| LISTING |

================

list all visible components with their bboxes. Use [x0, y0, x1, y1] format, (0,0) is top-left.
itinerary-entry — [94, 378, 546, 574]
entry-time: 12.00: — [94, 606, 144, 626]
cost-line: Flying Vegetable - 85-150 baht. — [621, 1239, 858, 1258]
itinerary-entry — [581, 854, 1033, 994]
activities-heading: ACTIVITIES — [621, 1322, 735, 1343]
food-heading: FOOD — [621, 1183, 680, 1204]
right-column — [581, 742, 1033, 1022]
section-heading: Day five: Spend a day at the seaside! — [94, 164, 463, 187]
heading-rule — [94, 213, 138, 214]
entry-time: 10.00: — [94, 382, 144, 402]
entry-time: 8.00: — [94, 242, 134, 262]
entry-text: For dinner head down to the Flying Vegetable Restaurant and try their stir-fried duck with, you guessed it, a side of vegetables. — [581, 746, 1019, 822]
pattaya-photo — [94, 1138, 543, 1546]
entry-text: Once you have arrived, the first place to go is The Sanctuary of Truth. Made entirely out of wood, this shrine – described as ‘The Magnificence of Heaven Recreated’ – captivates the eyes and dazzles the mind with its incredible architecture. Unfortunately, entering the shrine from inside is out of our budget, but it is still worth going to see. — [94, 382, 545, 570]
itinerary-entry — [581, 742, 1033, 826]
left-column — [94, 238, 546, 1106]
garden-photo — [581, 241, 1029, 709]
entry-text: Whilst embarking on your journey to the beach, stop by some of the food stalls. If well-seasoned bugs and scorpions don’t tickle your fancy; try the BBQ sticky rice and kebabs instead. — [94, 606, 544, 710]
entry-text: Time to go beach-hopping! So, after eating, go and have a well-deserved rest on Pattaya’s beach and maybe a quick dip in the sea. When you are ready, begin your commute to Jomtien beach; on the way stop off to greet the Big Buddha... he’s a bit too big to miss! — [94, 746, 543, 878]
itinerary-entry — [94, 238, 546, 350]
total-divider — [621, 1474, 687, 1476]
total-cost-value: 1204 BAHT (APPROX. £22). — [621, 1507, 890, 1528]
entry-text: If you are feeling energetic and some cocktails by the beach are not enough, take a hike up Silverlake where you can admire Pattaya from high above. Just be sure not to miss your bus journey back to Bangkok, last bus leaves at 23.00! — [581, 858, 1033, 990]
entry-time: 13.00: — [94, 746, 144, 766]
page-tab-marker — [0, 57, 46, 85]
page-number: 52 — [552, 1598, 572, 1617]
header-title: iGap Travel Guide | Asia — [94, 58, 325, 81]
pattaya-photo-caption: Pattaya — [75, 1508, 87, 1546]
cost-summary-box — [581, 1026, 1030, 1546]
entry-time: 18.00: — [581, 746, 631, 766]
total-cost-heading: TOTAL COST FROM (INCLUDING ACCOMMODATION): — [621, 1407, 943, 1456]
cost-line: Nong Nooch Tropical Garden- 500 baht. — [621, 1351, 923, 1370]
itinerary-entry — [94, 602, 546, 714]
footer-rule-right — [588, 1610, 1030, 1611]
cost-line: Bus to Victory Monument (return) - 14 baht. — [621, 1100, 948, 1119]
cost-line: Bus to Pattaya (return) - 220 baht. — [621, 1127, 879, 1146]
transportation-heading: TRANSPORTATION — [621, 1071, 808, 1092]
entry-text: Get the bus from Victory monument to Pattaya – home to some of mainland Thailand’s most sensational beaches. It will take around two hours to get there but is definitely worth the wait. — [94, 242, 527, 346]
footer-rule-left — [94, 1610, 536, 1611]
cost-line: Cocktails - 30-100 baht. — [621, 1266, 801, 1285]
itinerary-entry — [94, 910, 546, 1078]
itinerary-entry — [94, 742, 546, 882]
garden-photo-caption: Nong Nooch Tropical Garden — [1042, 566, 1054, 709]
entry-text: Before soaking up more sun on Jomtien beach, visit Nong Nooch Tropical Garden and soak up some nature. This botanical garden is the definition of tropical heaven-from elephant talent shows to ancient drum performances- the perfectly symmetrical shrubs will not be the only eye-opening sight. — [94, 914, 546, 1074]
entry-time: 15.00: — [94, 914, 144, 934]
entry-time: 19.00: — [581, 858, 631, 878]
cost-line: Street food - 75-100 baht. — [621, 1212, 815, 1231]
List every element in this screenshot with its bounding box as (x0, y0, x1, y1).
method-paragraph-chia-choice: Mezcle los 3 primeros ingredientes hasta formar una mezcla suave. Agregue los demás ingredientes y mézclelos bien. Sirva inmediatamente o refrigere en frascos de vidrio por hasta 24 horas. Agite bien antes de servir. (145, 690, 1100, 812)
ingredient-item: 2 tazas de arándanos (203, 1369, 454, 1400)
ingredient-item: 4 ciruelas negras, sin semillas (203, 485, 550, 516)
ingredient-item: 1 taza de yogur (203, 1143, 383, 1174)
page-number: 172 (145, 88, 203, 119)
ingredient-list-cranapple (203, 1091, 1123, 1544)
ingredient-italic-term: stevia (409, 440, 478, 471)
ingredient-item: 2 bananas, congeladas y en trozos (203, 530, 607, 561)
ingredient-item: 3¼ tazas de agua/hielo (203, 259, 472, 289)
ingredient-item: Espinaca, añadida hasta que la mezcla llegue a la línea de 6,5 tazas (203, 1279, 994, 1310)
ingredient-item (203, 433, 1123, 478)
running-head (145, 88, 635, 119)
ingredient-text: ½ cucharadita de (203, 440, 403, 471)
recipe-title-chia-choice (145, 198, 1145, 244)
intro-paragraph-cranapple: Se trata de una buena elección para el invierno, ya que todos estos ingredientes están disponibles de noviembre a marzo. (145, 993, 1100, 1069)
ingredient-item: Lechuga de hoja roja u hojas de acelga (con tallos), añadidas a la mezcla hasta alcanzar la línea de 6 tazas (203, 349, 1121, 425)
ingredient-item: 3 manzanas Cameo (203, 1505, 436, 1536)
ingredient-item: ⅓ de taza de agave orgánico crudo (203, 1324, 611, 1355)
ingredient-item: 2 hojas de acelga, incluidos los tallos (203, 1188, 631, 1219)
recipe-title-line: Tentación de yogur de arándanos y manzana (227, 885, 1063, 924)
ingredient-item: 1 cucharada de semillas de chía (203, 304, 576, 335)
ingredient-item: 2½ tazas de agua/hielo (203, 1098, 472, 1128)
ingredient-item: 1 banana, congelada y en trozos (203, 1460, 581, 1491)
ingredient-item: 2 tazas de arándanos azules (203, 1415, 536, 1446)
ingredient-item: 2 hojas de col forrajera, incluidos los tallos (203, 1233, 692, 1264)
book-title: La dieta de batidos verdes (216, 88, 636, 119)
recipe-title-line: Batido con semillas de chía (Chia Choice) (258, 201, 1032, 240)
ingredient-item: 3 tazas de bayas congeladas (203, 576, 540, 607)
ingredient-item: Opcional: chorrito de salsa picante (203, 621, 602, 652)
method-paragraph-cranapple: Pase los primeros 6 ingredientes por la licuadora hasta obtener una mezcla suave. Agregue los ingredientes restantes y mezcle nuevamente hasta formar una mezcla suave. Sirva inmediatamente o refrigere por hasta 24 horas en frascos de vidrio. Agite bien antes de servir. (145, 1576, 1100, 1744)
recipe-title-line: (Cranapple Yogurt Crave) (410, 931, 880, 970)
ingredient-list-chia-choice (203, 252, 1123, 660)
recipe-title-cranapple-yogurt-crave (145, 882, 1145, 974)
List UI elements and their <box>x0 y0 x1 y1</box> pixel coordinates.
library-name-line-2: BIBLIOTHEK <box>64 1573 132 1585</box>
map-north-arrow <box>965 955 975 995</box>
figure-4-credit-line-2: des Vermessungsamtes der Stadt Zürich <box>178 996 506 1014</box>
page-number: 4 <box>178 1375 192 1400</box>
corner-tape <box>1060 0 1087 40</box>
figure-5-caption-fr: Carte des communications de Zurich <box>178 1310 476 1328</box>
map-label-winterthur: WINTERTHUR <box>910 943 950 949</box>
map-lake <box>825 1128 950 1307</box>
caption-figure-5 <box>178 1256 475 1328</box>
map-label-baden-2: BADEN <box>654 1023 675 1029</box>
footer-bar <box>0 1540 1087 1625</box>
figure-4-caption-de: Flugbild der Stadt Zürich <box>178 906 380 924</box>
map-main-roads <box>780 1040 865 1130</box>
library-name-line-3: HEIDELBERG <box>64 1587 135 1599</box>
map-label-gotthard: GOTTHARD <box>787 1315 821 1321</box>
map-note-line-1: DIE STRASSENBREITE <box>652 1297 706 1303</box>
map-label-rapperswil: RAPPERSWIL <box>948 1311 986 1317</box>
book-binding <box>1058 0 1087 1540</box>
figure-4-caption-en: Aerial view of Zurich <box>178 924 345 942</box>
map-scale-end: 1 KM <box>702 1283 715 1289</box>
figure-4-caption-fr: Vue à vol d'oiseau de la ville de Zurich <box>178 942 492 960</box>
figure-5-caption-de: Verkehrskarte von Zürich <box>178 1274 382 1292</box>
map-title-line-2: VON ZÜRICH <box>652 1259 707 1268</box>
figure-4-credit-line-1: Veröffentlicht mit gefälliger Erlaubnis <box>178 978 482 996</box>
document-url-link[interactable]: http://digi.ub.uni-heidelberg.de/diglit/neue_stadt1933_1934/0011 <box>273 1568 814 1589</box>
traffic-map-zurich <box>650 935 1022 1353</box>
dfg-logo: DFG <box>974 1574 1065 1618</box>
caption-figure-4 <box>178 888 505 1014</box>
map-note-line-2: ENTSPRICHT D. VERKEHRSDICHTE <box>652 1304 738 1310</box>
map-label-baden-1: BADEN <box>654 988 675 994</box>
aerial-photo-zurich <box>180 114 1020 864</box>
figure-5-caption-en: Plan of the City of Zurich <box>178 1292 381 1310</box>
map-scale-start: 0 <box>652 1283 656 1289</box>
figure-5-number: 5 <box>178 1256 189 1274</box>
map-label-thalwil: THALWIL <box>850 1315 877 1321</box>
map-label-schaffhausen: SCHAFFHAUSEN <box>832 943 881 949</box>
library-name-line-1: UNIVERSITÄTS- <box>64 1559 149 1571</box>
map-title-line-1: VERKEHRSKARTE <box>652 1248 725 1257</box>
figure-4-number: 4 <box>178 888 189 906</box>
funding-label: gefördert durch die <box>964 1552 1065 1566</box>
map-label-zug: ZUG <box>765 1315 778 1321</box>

================

| EXERCISE |
Render the part of the data that opens with its first line and closes with the line containing "right-column — [581, 742, 1033, 1022]" as a numbered list, leaving out any blank lines.

| THE ANSWER |
1. list all visible components with their bboxes. Use [x0, y0, x1, y1] format, (0,0) is top-left.
2. itinerary-entry — [94, 378, 546, 574]
3. entry-time: 12.00: — [94, 606, 144, 626]
4. cost-line: Flying Vegetable - 85-150 baht. — [621, 1239, 858, 1258]
5. itinerary-entry — [581, 854, 1033, 994]
6. activities-heading: ACTIVITIES — [621, 1322, 735, 1343]
7. food-heading: FOOD — [621, 1183, 680, 1204]
8. right-column — [581, 742, 1033, 1022]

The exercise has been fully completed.